◆ What you will do:
Reproduce word for word the rows below, from the first one through the row containing "label-a1: A1 [640, 355, 670, 392]", inclusive, and no others.

⁂

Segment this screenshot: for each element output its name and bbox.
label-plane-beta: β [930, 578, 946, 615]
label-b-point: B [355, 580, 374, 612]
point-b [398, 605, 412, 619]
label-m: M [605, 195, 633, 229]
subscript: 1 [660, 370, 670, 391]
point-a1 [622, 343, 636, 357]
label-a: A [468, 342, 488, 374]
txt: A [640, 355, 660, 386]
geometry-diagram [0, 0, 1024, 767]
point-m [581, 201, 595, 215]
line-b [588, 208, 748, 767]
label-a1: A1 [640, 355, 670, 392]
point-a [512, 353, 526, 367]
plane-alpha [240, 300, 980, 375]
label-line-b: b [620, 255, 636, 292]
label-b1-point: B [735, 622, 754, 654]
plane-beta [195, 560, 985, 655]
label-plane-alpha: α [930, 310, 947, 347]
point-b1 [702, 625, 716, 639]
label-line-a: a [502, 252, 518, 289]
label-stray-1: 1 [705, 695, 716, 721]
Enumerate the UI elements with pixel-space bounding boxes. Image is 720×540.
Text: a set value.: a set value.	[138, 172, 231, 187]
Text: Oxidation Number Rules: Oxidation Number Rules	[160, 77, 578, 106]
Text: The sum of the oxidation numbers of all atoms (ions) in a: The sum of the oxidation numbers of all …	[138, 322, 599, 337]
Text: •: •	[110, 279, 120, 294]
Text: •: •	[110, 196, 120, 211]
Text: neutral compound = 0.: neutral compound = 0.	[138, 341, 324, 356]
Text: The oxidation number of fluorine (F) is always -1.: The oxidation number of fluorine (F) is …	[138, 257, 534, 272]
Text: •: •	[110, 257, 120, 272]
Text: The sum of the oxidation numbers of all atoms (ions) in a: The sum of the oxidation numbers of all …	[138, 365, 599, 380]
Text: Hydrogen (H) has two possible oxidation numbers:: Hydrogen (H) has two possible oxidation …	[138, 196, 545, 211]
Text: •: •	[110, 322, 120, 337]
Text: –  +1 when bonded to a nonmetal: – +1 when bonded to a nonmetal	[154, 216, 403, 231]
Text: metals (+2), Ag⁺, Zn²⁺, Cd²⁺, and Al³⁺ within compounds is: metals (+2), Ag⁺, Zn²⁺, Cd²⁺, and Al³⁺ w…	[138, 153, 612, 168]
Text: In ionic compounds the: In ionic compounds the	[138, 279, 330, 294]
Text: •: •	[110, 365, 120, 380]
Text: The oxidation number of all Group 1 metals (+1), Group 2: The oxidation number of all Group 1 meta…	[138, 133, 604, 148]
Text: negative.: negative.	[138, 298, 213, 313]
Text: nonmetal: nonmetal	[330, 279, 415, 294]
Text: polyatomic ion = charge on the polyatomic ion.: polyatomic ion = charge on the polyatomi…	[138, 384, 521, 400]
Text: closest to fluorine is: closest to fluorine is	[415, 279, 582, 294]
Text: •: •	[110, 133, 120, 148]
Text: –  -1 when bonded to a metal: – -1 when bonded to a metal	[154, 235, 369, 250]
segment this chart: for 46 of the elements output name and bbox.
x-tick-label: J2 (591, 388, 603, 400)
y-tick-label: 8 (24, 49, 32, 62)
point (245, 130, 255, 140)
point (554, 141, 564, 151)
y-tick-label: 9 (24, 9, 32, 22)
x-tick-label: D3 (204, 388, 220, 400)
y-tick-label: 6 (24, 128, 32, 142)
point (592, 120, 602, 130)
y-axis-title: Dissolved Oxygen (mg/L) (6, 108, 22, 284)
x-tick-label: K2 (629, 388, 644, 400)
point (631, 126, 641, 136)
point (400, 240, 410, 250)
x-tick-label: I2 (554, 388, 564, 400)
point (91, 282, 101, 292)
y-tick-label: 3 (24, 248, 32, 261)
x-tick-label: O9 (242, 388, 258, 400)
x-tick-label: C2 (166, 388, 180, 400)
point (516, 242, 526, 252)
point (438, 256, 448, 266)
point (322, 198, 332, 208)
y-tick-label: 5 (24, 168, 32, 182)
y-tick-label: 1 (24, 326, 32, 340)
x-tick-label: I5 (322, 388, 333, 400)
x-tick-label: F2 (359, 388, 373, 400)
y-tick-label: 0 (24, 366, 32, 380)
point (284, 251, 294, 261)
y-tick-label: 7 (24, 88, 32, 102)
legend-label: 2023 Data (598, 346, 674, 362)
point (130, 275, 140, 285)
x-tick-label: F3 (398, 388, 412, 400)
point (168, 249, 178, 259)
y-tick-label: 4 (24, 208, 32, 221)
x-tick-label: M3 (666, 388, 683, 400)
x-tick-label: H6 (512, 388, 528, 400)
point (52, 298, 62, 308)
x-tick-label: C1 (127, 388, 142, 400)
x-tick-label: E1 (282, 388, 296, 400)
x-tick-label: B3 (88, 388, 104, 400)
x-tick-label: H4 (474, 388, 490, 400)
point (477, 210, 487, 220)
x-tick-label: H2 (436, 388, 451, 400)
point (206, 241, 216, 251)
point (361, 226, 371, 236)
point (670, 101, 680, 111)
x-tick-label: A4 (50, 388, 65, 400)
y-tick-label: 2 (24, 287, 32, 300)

⁂

◆ Written answer:
Segment this screenshot: for each element output its name and bbox.
label-plane-beta: β [930, 578, 946, 615]
label-b-point: B [355, 580, 374, 612]
point-b [398, 605, 412, 619]
label-m: M [605, 195, 633, 229]
subscript: 1 [660, 370, 670, 391]
point-a1 [622, 343, 636, 357]
label-a: A [468, 342, 488, 374]
txt: A [640, 355, 660, 386]
geometry-diagram [0, 0, 1024, 767]
point-m [581, 201, 595, 215]
line-b [588, 208, 748, 767]
label-a1: A1 [640, 355, 670, 392]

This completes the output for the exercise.